In the listing below, count each line containing "JSON" and answer with the count only.

[begin RECORDS PROVIDED]

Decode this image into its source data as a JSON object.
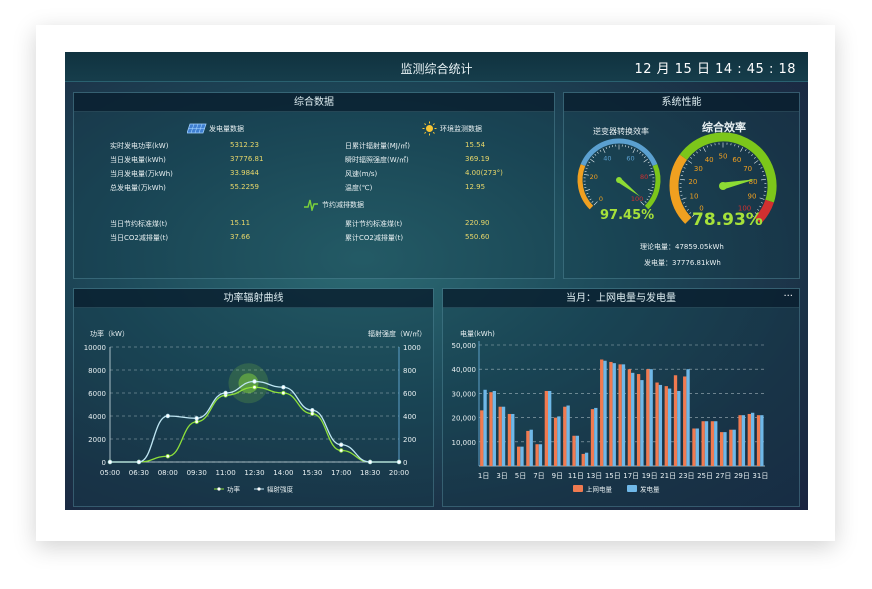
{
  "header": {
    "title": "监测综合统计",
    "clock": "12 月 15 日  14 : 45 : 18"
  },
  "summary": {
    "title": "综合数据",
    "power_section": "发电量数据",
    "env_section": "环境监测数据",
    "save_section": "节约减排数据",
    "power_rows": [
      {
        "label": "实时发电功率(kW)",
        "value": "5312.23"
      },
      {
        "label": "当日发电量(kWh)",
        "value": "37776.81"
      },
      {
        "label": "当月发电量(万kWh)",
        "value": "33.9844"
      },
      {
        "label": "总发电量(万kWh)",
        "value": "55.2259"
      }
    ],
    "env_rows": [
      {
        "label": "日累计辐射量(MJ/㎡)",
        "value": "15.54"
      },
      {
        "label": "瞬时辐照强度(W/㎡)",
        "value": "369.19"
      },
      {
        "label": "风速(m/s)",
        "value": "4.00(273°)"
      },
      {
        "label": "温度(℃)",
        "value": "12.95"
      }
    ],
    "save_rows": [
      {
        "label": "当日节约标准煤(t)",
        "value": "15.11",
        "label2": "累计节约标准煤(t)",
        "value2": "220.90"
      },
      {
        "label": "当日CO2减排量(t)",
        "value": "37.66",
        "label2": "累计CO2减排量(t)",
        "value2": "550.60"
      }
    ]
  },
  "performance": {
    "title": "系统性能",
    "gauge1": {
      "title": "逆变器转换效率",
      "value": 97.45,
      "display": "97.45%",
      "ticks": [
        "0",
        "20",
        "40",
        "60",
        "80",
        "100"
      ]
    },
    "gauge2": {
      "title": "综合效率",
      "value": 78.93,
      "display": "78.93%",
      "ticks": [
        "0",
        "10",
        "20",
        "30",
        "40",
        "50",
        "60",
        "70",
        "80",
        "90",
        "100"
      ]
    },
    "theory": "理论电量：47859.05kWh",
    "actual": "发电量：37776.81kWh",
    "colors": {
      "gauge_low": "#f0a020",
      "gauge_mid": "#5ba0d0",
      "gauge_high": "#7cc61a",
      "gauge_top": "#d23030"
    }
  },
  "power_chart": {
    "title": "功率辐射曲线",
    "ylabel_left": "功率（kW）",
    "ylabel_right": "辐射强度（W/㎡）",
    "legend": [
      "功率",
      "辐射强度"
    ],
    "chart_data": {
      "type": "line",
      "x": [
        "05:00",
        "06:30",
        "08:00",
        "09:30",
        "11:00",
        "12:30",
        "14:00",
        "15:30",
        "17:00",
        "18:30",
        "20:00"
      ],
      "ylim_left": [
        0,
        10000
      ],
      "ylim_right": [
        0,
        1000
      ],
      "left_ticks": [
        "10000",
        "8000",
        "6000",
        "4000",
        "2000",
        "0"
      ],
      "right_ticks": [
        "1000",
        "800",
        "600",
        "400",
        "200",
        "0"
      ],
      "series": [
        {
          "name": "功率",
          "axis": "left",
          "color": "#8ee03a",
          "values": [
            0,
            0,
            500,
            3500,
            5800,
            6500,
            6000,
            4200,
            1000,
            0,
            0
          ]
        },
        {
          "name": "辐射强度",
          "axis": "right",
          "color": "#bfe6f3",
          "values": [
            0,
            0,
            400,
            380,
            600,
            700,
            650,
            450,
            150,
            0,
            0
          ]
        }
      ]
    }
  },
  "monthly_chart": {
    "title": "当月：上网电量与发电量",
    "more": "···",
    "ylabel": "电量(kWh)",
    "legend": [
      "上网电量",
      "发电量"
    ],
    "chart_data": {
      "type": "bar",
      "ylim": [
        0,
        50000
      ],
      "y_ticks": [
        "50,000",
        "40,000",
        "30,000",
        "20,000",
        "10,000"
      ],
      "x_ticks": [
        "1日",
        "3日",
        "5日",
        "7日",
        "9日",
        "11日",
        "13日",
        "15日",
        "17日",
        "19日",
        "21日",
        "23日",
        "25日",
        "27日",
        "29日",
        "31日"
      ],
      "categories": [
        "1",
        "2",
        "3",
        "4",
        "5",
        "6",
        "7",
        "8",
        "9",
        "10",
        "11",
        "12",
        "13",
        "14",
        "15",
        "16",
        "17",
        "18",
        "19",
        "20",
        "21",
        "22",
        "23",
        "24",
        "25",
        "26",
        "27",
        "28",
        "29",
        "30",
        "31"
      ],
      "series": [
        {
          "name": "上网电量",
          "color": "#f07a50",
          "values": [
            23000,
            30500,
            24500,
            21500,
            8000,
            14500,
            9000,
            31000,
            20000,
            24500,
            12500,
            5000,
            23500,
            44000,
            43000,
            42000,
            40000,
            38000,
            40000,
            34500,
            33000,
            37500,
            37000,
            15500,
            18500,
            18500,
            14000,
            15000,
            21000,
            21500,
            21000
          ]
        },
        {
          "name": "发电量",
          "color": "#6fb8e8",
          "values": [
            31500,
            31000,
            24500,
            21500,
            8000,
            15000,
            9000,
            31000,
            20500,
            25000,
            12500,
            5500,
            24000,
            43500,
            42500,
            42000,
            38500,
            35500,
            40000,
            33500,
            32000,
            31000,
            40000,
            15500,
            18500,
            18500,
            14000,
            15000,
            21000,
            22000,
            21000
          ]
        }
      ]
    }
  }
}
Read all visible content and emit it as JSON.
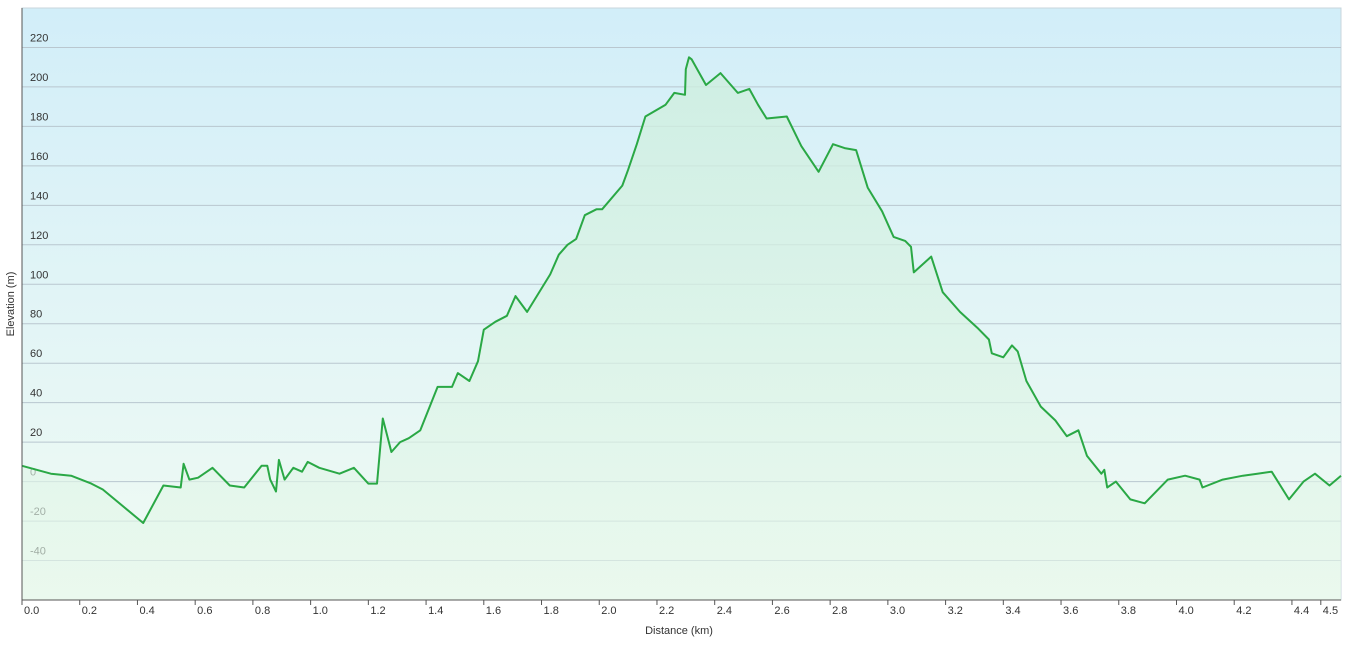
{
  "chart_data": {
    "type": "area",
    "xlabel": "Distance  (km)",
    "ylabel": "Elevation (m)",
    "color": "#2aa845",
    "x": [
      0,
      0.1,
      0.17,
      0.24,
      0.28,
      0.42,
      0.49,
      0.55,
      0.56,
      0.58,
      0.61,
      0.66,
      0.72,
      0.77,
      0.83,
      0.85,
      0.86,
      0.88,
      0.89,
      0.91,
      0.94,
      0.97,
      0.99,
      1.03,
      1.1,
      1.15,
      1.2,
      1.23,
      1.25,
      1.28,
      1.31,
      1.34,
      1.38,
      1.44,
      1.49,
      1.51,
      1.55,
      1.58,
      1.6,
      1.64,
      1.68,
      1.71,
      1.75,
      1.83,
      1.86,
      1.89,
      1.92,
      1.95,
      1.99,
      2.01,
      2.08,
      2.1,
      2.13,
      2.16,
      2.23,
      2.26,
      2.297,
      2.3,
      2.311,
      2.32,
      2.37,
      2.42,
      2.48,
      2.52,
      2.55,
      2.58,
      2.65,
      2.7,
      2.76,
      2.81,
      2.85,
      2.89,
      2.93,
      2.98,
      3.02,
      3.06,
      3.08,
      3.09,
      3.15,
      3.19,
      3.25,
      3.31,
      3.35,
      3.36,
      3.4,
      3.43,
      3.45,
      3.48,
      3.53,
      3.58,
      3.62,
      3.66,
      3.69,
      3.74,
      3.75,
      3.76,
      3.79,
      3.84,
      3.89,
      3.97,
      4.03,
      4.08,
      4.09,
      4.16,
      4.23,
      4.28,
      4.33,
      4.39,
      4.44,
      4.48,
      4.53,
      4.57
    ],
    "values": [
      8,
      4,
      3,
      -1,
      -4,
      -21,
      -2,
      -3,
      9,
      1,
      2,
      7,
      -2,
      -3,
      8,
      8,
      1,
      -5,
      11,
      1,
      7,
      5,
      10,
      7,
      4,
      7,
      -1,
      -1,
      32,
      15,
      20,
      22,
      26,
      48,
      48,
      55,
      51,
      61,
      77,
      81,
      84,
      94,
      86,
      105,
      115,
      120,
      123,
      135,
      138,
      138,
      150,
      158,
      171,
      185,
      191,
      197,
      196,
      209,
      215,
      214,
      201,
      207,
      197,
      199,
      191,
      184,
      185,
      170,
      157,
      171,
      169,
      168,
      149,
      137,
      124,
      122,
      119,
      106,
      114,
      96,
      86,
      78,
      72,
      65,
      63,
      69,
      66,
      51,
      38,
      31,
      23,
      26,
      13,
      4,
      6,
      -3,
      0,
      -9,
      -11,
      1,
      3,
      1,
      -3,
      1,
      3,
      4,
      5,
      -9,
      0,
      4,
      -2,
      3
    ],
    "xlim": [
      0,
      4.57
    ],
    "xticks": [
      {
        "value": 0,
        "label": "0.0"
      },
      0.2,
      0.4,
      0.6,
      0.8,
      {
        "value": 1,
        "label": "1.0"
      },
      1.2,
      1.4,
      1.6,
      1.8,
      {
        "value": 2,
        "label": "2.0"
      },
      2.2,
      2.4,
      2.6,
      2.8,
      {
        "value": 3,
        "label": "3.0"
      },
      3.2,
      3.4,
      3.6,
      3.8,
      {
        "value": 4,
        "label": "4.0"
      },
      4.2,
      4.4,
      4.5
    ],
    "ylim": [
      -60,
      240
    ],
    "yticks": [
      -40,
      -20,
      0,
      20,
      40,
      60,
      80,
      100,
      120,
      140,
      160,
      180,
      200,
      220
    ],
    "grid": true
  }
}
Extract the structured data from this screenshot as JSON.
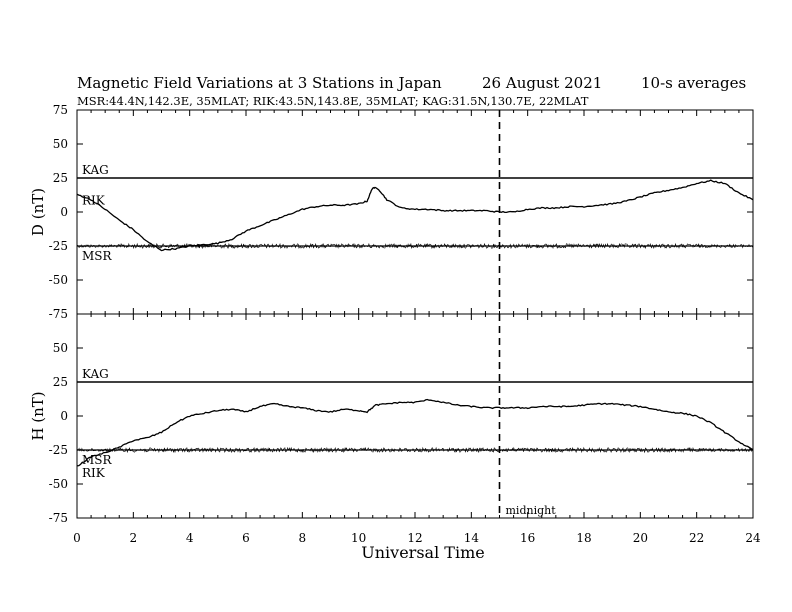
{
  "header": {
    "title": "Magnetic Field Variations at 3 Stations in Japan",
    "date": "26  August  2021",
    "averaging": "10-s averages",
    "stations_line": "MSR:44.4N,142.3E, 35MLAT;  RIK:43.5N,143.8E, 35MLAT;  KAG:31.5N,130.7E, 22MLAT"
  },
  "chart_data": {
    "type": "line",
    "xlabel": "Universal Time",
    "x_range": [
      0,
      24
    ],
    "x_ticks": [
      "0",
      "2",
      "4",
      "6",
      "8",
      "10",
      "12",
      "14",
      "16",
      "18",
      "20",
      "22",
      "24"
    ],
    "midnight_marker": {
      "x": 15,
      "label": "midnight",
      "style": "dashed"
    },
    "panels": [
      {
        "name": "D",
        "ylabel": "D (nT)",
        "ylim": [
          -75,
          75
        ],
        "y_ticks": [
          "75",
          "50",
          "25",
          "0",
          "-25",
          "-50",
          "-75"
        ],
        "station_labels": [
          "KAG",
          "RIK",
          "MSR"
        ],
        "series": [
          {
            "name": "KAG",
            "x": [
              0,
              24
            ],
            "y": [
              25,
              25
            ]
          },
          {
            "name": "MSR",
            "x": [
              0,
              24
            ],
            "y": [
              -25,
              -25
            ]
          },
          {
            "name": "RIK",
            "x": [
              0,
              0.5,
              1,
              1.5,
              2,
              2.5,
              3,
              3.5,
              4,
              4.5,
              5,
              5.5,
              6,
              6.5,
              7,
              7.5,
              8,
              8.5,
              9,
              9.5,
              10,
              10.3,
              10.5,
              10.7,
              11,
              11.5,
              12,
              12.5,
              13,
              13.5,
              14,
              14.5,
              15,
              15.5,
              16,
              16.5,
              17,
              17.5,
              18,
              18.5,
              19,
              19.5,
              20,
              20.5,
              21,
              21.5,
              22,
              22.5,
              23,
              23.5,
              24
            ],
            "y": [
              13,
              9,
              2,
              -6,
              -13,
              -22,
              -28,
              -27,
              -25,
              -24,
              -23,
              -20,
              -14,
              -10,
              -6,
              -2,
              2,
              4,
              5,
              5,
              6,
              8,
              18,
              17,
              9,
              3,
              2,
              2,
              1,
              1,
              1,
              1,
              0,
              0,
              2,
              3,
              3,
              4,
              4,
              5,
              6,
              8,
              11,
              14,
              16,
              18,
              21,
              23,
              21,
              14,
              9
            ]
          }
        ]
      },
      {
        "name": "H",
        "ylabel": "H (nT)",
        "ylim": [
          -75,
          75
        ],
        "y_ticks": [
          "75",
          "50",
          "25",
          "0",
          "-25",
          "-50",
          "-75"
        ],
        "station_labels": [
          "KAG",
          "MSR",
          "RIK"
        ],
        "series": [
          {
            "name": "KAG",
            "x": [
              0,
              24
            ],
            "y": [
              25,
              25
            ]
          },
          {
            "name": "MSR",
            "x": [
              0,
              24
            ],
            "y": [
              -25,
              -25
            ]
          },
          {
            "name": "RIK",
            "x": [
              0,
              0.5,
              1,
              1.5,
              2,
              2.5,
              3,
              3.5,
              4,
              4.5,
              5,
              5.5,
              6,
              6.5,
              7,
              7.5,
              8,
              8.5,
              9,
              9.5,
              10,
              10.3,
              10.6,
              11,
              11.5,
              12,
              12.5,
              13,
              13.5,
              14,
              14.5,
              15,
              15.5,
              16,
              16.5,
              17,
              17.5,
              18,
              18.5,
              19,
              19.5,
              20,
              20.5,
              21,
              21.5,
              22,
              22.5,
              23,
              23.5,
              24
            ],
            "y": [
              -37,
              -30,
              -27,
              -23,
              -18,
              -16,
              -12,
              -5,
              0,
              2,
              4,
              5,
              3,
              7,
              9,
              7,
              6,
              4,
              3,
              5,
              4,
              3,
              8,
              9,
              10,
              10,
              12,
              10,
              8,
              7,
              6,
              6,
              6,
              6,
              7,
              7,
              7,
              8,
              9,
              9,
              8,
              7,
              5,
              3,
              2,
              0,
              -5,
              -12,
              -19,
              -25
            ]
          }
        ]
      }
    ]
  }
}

[end RECORDS PROVIDED]

REPLY TO THE TASK —
3